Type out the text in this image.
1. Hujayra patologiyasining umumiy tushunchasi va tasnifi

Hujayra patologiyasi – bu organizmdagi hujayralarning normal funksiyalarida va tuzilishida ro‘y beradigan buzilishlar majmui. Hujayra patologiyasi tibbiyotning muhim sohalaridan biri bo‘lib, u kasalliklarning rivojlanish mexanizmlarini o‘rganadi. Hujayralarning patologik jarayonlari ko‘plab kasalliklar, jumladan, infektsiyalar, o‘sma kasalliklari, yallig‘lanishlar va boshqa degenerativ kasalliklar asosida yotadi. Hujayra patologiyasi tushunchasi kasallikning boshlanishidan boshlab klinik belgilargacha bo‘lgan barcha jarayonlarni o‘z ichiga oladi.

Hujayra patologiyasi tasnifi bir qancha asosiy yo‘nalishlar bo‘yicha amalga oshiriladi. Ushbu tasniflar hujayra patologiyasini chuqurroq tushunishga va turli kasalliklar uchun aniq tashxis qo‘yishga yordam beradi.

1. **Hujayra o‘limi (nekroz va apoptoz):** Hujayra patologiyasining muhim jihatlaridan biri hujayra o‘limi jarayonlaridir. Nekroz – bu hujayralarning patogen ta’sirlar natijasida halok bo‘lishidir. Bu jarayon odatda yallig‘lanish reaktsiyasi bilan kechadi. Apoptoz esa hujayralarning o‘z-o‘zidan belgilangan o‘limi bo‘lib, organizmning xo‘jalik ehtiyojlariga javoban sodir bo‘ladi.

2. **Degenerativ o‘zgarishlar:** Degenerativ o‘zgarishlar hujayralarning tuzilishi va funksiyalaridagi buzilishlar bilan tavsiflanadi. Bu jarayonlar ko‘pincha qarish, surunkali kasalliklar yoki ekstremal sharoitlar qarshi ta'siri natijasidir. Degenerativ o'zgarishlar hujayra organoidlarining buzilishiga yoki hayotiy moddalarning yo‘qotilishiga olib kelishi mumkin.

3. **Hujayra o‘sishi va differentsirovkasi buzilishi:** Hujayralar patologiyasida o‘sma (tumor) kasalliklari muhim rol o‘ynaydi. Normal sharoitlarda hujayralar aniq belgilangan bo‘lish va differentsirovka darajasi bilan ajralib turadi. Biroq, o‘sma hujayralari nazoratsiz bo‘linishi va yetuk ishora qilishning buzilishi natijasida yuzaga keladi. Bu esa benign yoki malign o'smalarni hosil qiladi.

:::

▸ **Work item**: Print the material once more, keeping every word as it is.

▸ **Problem solution**:
Type out the text in this image.
1. Hujayra patologiyasining umumiy tushunchasi va tasnifi

Hujayra patologiyasi – bu organizmdagi hujayralarning normal funksiyalarida va tuzilishida ro‘y beradigan buzilishlar majmui. Hujayra patologiyasi tibbiyotning muhim sohalaridan biri bo‘lib, u kasalliklarning rivojlanish mexanizmlarini o‘rganadi. Hujayralarning patologik jarayonlari ko‘plab kasalliklar, jumladan, infektsiyalar, o‘sma kasalliklari, yallig‘lanishlar va boshqa degenerativ kasalliklar asosida yotadi. Hujayra patologiyasi tushunchasi kasallikning boshlanishidan boshlab klinik belgilargacha bo‘lgan barcha jarayonlarni o‘z ichiga oladi.

Hujayra patologiyasi tasnifi bir qancha asosiy yo‘nalishlar bo‘yicha amalga oshiriladi. Ushbu tasniflar hujayra patologiyasini chuqurroq tushunishga va turli kasalliklar uchun aniq tashxis qo‘yishga yordam beradi.

1. **Hujayra o‘limi (nekroz va apoptoz):** Hujayra patologiyasining muhim jihatlaridan biri hujayra o‘limi jarayonlaridir. Nekroz – bu hujayralarning patogen ta’sirlar natijasida halok bo‘lishidir. Bu jarayon odatda yallig‘lanish reaktsiyasi bilan kechadi. Apoptoz esa hujayralarning o‘z-o‘zidan belgilangan o‘limi bo‘lib, organizmning xo‘jalik ehtiyojlariga javoban sodir bo‘ladi.

2. **Degenerativ o‘zgarishlar:** Degenerativ o‘zgarishlar hujayralarning tuzilishi va funksiyalaridagi buzilishlar bilan tavsiflanadi. Bu jarayonlar ko‘pincha qarish, surunkali kasalliklar yoki ekstremal sharoitlar qarshi ta'siri natijasidir. Degenerativ o'zgarishlar hujayra organoidlarining buzilishiga yoki hayotiy moddalarning yo‘qotilishiga olib kelishi mumkin.

3. **Hujayra o‘sishi va differentsirovkasi buzilishi:** Hujayralar patologiyasida o‘sma (tumor) kasalliklari muhim rol o‘ynaydi. Normal sharoitlarda hujayralar aniq belgilangan bo‘lish va differentsirovka darajasi bilan ajralib turadi. Biroq, o‘sma hujayralari nazoratsiz bo‘linishi va yetuk ishora qilishning buzilishi natijasida yuzaga keladi. Bu esa benign yoki malign o'smalarni hosil qiladi.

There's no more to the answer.